- [Input]
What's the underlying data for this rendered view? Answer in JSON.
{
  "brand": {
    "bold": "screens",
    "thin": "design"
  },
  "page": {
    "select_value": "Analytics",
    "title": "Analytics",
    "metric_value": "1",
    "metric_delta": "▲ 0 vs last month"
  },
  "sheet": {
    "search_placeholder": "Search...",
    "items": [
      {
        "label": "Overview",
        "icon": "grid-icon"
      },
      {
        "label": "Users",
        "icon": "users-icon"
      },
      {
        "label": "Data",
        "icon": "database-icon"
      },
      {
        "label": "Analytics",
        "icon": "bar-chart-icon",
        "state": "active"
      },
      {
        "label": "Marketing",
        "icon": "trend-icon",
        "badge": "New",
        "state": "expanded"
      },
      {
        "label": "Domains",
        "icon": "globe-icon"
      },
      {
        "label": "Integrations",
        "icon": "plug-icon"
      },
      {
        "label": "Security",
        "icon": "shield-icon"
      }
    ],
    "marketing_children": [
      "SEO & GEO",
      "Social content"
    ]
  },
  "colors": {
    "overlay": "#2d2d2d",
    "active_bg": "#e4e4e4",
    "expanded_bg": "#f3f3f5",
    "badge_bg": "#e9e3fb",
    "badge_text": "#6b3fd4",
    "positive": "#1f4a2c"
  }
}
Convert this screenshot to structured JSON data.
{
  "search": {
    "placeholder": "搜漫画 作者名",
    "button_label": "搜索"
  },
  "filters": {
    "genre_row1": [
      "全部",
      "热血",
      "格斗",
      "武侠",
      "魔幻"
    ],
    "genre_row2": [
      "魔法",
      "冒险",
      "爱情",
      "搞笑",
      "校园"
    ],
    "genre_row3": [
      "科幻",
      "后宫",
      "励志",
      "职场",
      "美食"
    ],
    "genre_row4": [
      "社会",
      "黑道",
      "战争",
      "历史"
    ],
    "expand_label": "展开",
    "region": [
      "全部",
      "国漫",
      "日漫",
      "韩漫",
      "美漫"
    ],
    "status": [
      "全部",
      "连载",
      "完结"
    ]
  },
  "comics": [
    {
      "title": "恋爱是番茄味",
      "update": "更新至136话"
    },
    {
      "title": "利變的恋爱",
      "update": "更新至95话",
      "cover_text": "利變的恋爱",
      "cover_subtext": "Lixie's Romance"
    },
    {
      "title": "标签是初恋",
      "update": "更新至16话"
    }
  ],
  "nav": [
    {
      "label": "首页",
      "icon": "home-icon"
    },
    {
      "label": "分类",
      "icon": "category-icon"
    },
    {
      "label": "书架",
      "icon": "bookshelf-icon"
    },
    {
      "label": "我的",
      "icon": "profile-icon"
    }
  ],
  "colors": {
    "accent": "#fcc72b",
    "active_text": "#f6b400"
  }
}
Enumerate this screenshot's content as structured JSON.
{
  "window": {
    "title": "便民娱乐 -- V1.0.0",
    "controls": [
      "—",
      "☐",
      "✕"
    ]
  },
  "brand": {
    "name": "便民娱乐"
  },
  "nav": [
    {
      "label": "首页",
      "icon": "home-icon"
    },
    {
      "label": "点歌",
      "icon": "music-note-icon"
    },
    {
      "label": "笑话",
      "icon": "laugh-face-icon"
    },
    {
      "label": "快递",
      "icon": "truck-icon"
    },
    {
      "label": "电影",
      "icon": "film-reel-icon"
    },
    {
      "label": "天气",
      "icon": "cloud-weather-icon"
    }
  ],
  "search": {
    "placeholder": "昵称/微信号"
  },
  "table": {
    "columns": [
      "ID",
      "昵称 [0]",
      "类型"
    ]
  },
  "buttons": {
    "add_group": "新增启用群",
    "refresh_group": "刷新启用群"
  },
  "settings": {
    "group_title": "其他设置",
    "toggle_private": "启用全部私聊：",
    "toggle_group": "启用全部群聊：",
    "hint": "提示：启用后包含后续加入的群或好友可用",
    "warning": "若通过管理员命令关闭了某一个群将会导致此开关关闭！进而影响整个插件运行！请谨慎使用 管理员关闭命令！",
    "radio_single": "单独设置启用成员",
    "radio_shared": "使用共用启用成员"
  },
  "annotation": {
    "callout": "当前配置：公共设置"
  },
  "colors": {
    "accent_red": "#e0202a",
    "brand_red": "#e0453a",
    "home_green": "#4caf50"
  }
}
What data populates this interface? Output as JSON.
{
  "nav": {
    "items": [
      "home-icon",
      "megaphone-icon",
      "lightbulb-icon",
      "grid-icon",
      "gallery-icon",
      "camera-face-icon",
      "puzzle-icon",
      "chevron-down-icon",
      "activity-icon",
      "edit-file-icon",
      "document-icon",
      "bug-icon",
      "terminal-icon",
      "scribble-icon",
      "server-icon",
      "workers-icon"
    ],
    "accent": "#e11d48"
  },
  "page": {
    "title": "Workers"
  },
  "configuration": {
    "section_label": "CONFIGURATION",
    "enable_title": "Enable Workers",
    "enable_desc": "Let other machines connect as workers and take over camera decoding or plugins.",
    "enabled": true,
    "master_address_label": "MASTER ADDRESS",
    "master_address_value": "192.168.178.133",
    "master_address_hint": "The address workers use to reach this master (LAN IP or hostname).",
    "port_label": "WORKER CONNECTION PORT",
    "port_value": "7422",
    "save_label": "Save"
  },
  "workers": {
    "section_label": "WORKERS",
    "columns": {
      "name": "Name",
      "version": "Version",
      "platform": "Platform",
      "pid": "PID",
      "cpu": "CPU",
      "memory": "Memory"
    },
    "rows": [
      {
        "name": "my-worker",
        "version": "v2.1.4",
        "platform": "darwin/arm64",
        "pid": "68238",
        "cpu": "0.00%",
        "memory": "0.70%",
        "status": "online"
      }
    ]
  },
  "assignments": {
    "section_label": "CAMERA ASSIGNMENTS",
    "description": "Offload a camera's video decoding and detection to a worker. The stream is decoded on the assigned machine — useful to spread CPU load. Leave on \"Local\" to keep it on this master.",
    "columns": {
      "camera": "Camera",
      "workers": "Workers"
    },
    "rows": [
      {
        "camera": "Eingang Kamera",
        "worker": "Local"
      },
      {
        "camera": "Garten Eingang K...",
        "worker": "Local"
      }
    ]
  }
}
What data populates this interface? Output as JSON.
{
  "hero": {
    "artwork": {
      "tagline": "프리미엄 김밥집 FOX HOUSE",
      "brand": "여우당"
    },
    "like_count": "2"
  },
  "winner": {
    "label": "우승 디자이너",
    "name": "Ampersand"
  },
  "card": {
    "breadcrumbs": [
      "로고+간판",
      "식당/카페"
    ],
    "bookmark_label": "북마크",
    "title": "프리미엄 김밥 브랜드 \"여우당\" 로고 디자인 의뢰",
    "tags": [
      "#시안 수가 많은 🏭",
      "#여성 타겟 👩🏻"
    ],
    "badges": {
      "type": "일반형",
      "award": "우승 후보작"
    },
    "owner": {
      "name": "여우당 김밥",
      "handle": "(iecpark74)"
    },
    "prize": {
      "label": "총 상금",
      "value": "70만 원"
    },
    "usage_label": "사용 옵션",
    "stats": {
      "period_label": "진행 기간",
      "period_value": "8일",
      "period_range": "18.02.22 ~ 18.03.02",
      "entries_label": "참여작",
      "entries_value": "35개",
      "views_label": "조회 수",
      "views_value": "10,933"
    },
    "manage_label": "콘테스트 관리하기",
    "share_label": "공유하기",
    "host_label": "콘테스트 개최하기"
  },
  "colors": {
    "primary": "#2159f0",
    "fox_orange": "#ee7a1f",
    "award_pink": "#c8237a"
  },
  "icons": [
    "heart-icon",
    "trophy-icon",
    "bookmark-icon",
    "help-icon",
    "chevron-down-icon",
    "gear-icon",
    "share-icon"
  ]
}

- [To do] Find the string "screenshot" in the entries above and return each line that holds it.

- [Reply]
Convert this screenshot to structured JSON data.
Enumerate this screenshot's content as structured JSON.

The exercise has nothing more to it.